### Do this
Please say how many lines of the listing hold "ambitious", with no other words in the answer.

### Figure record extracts
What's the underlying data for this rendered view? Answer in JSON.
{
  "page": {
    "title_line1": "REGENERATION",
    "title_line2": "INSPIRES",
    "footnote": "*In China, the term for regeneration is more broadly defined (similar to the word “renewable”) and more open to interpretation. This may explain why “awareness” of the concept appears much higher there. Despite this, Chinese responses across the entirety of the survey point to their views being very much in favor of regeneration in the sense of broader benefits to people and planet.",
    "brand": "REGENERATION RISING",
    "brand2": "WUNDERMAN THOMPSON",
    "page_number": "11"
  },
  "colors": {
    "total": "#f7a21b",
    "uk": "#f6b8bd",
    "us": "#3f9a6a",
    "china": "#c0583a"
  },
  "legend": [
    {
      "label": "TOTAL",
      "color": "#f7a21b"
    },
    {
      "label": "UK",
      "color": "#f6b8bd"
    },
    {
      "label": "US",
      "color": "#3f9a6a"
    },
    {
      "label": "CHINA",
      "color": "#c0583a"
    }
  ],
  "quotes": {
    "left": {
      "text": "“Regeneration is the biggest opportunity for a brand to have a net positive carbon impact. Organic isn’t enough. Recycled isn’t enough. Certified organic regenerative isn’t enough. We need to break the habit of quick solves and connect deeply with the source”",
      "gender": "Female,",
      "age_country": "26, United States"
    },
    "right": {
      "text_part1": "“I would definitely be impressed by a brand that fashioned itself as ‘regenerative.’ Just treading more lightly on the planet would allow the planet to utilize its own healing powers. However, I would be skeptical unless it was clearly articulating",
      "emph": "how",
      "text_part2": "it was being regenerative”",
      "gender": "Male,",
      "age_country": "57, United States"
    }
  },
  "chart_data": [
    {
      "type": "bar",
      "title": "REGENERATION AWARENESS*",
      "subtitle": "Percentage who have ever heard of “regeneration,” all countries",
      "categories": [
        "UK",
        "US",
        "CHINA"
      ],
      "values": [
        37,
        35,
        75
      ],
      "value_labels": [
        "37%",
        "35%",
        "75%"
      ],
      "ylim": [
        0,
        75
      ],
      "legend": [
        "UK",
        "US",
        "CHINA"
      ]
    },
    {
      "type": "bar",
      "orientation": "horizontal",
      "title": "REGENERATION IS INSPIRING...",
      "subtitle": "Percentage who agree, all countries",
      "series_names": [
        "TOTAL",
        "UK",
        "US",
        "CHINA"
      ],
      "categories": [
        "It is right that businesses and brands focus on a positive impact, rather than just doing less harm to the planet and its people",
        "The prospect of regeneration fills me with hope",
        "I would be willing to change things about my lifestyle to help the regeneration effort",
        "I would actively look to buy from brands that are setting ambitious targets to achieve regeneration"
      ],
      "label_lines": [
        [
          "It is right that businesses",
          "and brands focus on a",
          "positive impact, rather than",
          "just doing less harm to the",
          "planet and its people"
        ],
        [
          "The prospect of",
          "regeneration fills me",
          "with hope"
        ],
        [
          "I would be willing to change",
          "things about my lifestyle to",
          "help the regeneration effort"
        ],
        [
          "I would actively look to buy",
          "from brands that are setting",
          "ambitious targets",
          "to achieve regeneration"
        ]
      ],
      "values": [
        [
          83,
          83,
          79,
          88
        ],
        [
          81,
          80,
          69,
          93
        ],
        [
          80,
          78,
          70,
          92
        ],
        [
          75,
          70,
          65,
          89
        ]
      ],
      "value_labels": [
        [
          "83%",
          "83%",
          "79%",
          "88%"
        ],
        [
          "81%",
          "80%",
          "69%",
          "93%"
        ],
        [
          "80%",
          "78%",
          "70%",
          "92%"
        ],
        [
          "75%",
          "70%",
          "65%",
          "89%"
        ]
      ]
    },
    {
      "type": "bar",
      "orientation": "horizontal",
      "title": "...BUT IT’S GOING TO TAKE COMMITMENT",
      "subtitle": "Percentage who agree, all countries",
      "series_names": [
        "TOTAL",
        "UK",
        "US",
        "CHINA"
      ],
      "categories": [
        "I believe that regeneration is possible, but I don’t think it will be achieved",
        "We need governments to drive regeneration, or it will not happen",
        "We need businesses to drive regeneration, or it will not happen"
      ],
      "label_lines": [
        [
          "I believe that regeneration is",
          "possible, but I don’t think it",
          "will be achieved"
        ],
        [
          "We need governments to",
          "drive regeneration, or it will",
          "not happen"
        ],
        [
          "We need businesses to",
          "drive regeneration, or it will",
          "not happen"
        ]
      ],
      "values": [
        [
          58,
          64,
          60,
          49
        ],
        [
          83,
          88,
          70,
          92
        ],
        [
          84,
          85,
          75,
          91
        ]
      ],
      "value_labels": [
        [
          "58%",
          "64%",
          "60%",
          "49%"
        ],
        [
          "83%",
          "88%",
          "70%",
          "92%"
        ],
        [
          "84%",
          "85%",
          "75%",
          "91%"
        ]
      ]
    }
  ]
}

### Finished task
2